WORK TO DO »
Extract each line of the records below that contains the word "service".

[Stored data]
* Start *

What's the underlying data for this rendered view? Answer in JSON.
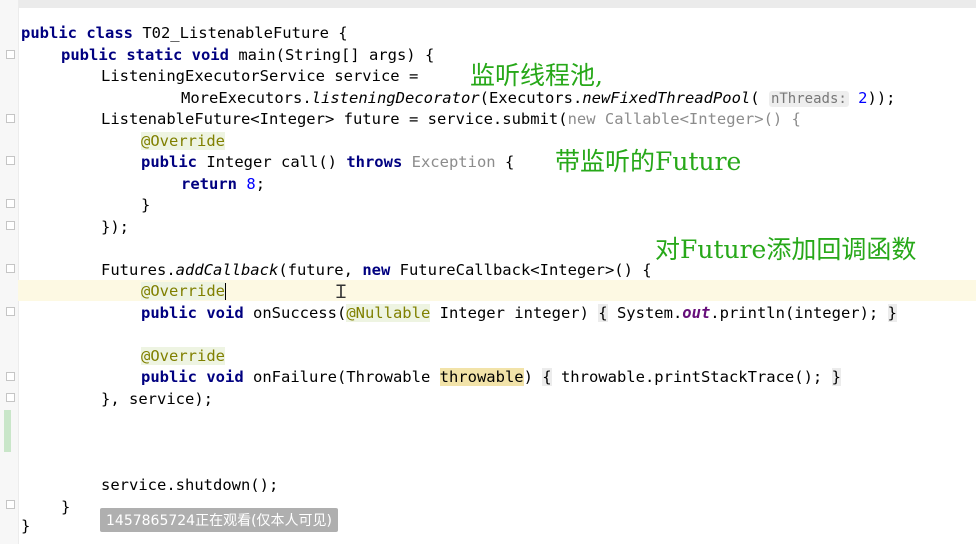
{
  "editor": {
    "lines": {
      "l1_kw": "public class",
      "l1_rest": " T02_ListenableFuture {",
      "l2_kw": "public static void",
      "l2_rest": " main(String[] args) {",
      "l3": "ListeningExecutorService service =",
      "l4_a": "MoreExecutors.",
      "l4_b": "listeningDecorator",
      "l4_c": "(Executors.",
      "l4_d": "newFixedThreadPool",
      "l4_e": "( ",
      "l4_hint": "nThreads:",
      "l4_num": "2",
      "l4_f": "));",
      "l5_a": "ListenableFuture<Integer> future = service.submit(",
      "l5_new": "new",
      "l5_b": " Callable<Integer>() {",
      "l6": "@Override",
      "l7_kw": "public",
      "l7_a": " Integer call() ",
      "l7_throws": "throws",
      "l7_b": " Exception ",
      "l7_c": "{",
      "l8_kw": "return",
      "l8_num": "8",
      "l8_rest": ";",
      "l9": "}",
      "l10": "});",
      "l12_a": "Futures.",
      "l12_b": "addCallback",
      "l12_c": "(future, ",
      "l12_new": "new",
      "l12_d": " FutureCallback<Integer>() {",
      "l13": "@Override",
      "l14_kw": "public void",
      "l14_a": " onSuccess(",
      "l14_ann": "@Nullable",
      "l14_b": " Integer integer) ",
      "l14_c": "{",
      "l14_d": " System.",
      "l14_out": "out",
      "l14_e": ".println(integer); ",
      "l14_f": "}",
      "l16": "@Override",
      "l17_kw": "public void",
      "l17_a": " onFailure(Throwable ",
      "l17_hl": "throwable",
      "l17_b": ") ",
      "l17_c": "{",
      "l17_d": " throwable.printStackTrace(); ",
      "l17_e": "}",
      "l18": "}, service);",
      "l22": "service.shutdown();",
      "l23": "}",
      "l24": "}"
    }
  },
  "annotations": {
    "note1": "监听线程池,",
    "note2": "带监听的Future",
    "note3": "对Future添加回调函数"
  },
  "watermark": "1457865724正在观看(仅本人可见)",
  "colors": {
    "keyword": "#000080",
    "annotation": "#808000",
    "note": "#27a819",
    "number": "#0000ff"
  }
}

* End *

FULL RESPONSE »
      "l3": "ListeningExecutorService service =",
      "l5_a": "ListenableFuture<Integer> future = service.submit(",
      "l18": "}, service);",
      "l22": "service.shutdown();",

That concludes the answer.